■ Job: Repeat, without any change, the entries presented below.
>> Start Dataset records
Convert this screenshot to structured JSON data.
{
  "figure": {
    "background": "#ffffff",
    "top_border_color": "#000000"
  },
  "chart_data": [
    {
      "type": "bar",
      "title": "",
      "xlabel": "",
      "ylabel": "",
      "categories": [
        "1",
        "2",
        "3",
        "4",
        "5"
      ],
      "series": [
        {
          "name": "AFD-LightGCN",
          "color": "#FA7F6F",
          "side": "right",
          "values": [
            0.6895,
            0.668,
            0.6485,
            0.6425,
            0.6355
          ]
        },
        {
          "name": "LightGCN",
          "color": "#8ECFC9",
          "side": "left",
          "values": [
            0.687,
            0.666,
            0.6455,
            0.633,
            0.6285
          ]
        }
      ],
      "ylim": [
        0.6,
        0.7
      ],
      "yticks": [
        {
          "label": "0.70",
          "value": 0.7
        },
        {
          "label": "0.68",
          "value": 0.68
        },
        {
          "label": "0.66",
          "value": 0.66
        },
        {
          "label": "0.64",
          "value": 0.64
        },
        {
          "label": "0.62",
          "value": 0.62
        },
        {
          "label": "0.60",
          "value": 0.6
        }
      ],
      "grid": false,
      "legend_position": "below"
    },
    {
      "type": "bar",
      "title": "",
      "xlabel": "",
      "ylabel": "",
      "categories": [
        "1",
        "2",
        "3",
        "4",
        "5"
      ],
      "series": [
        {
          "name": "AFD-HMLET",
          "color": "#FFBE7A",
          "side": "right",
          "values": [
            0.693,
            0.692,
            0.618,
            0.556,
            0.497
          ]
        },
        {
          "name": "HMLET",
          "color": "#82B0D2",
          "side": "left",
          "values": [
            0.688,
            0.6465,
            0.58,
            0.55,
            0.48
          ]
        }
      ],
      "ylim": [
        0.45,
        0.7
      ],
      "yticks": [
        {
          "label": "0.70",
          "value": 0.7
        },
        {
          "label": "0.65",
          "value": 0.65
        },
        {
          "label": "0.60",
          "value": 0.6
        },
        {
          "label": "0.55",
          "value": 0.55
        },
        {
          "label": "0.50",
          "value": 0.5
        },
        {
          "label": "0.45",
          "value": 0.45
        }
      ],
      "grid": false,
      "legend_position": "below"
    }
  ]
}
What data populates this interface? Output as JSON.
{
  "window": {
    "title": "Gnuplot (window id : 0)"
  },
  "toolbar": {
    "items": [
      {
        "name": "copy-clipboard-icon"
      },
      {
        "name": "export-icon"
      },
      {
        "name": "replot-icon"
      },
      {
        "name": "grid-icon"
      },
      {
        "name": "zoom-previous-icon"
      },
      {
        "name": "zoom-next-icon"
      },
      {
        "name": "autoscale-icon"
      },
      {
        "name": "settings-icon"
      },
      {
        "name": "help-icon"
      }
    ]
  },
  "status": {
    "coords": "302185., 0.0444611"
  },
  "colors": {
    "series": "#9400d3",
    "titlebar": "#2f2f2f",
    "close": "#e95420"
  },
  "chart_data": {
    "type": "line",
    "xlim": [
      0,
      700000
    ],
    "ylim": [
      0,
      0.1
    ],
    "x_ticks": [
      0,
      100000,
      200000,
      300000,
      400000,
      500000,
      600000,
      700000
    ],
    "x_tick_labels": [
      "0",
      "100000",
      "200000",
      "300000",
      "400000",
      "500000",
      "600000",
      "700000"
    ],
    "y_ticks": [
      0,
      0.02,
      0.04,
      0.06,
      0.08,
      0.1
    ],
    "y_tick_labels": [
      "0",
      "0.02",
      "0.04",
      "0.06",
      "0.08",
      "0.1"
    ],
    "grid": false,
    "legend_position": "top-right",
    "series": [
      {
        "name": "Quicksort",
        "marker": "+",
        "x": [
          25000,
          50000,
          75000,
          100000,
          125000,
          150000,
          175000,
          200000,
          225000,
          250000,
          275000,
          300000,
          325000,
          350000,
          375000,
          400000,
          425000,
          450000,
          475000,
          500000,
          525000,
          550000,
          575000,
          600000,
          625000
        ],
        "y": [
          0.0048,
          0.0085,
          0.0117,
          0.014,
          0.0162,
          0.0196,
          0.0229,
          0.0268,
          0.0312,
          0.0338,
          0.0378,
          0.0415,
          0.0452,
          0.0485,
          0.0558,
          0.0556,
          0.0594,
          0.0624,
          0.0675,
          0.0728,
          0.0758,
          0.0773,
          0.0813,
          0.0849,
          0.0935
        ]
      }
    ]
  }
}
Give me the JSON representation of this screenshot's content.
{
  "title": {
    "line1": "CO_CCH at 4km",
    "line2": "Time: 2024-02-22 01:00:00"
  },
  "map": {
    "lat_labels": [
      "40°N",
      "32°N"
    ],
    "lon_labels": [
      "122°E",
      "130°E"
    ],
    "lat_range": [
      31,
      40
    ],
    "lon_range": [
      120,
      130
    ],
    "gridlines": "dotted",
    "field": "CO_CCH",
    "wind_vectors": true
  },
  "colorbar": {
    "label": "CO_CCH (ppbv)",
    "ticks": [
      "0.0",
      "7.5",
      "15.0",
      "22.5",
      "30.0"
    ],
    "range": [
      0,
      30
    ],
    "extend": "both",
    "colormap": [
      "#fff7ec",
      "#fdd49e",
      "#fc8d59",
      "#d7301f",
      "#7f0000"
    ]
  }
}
>> End Dataset records
■ Complete response:
Convert this screenshot to structured JSON data.
{
  "figure": {
    "background": "#ffffff",
    "top_border_color": "#000000"
  },
  "chart_data": [
    {
      "type": "bar",
      "title": "",
      "xlabel": "",
      "ylabel": "",
      "categories": [
        "1",
        "2",
        "3",
        "4",
        "5"
      ],
      "series": [
        {
          "name": "AFD-LightGCN",
          "color": "#FA7F6F",
          "side": "right",
          "values": [
            0.6895,
            0.668,
            0.6485,
            0.6425,
            0.6355
          ]
        },
        {
          "name": "LightGCN",
          "color": "#8ECFC9",
          "side": "left",
          "values": [
            0.687,
            0.666,
            0.6455,
            0.633,
            0.6285
          ]
        }
      ],
      "ylim": [
        0.6,
        0.7
      ],
      "yticks": [
        {
          "label": "0.70",
          "value": 0.7
        },
        {
          "label": "0.68",
          "value": 0.68
        },
        {
          "label": "0.66",
          "value": 0.66
        },
        {
          "label": "0.64",
          "value": 0.64
        },
        {
          "label": "0.62",
          "value": 0.62
        },
        {
          "label": "0.60",
          "value": 0.6
        }
      ],
      "grid": false,
      "legend_position": "below"
    },
    {
      "type": "bar",
      "title": "",
      "xlabel": "",
      "ylabel": "",
      "categories": [
        "1",
        "2",
        "3",
        "4",
        "5"
      ],
      "series": [
        {
          "name": "AFD-HMLET",
          "color": "#FFBE7A",
          "side": "right",
          "values": [
            0.693,
            0.692,
            0.618,
            0.556,
            0.497
          ]
        },
        {
          "name": "HMLET",
          "color": "#82B0D2",
          "side": "left",
          "values": [
            0.688,
            0.6465,
            0.58,
            0.55,
            0.48
          ]
        }
      ],
      "ylim": [
        0.45,
        0.7
      ],
      "yticks": [
        {
          "label": "0.70",
          "value": 0.7
        },
        {
          "label": "0.65",
          "value": 0.65
        },
        {
          "label": "0.60",
          "value": 0.6
        },
        {
          "label": "0.55",
          "value": 0.55
        },
        {
          "label": "0.50",
          "value": 0.5
        },
        {
          "label": "0.45",
          "value": 0.45
        }
      ],
      "grid": false,
      "legend_position": "below"
    }
  ]
}
What data populates this interface? Output as JSON.
{
  "window": {
    "title": "Gnuplot (window id : 0)"
  },
  "toolbar": {
    "items": [
      {
        "name": "copy-clipboard-icon"
      },
      {
        "name": "export-icon"
      },
      {
        "name": "replot-icon"
      },
      {
        "name": "grid-icon"
      },
      {
        "name": "zoom-previous-icon"
      },
      {
        "name": "zoom-next-icon"
      },
      {
        "name": "autoscale-icon"
      },
      {
        "name": "settings-icon"
      },
      {
        "name": "help-icon"
      }
    ]
  },
  "status": {
    "coords": "302185., 0.0444611"
  },
  "colors": {
    "series": "#9400d3",
    "titlebar": "#2f2f2f",
    "close": "#e95420"
  },
  "chart_data": {
    "type": "line",
    "xlim": [
      0,
      700000
    ],
    "ylim": [
      0,
      0.1
    ],
    "x_ticks": [
      0,
      100000,
      200000,
      300000,
      400000,
      500000,
      600000,
      700000
    ],
    "x_tick_labels": [
      "0",
      "100000",
      "200000",
      "300000",
      "400000",
      "500000",
      "600000",
      "700000"
    ],
    "y_ticks": [
      0,
      0.02,
      0.04,
      0.06,
      0.08,
      0.1
    ],
    "y_tick_labels": [
      "0",
      "0.02",
      "0.04",
      "0.06",
      "0.08",
      "0.1"
    ],
    "grid": false,
    "legend_position": "top-right",
    "series": [
      {
        "name": "Quicksort",
        "marker": "+",
        "x": [
          25000,
          50000,
          75000,
          100000,
          125000,
          150000,
          175000,
          200000,
          225000,
          250000,
          275000,
          300000,
          325000,
          350000,
          375000,
          400000,
          425000,
          450000,
          475000,
          500000,
          525000,
          550000,
          575000,
          600000,
          625000
        ],
        "y": [
          0.0048,
          0.0085,
          0.0117,
          0.014,
          0.0162,
          0.0196,
          0.0229,
          0.0268,
          0.0312,
          0.0338,
          0.0378,
          0.0415,
          0.0452,
          0.0485,
          0.0558,
          0.0556,
          0.0594,
          0.0624,
          0.0675,
          0.0728,
          0.0758,
          0.0773,
          0.0813,
          0.0849,
          0.0935
        ]
      }
    ]
  }
}
Give me the JSON representation of this screenshot's content.
{
  "title": {
    "line1": "CO_CCH at 4km",
    "line2": "Time: 2024-02-22 01:00:00"
  },
  "map": {
    "lat_labels": [
      "40°N",
      "32°N"
    ],
    "lon_labels": [
      "122°E",
      "130°E"
    ],
    "lat_range": [
      31,
      40
    ],
    "lon_range": [
      120,
      130
    ],
    "gridlines": "dotted",
    "field": "CO_CCH",
    "wind_vectors": true
  },
  "colorbar": {
    "label": "CO_CCH (ppbv)",
    "ticks": [
      "0.0",
      "7.5",
      "15.0",
      "22.5",
      "30.0"
    ],
    "range": [
      0,
      30
    ],
    "extend": "both",
    "colormap": [
      "#fff7ec",
      "#fdd49e",
      "#fc8d59",
      "#d7301f",
      "#7f0000"
    ]
  }
}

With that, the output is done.